(Stored data)
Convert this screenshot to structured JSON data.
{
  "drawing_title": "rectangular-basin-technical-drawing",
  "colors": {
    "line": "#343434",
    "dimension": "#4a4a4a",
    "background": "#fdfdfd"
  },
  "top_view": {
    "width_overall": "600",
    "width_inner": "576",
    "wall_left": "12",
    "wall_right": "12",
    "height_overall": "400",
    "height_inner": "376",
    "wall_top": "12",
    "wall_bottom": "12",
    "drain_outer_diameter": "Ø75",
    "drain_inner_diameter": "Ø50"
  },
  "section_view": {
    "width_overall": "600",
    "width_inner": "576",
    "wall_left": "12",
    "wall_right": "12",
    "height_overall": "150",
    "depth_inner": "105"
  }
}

JOB:
Extract all of the data shown above without alteration.

PROBLEM SOLUTION:
Convert this screenshot to structured JSON data.
{
  "drawing_title": "rectangular-basin-technical-drawing",
  "colors": {
    "line": "#343434",
    "dimension": "#4a4a4a",
    "background": "#fdfdfd"
  },
  "top_view": {
    "width_overall": "600",
    "width_inner": "576",
    "wall_left": "12",
    "wall_right": "12",
    "height_overall": "400",
    "height_inner": "376",
    "wall_top": "12",
    "wall_bottom": "12",
    "drain_outer_diameter": "Ø75",
    "drain_inner_diameter": "Ø50"
  },
  "section_view": {
    "width_overall": "600",
    "width_inner": "576",
    "wall_left": "12",
    "wall_right": "12",
    "height_overall": "150",
    "depth_inner": "105"
  }
}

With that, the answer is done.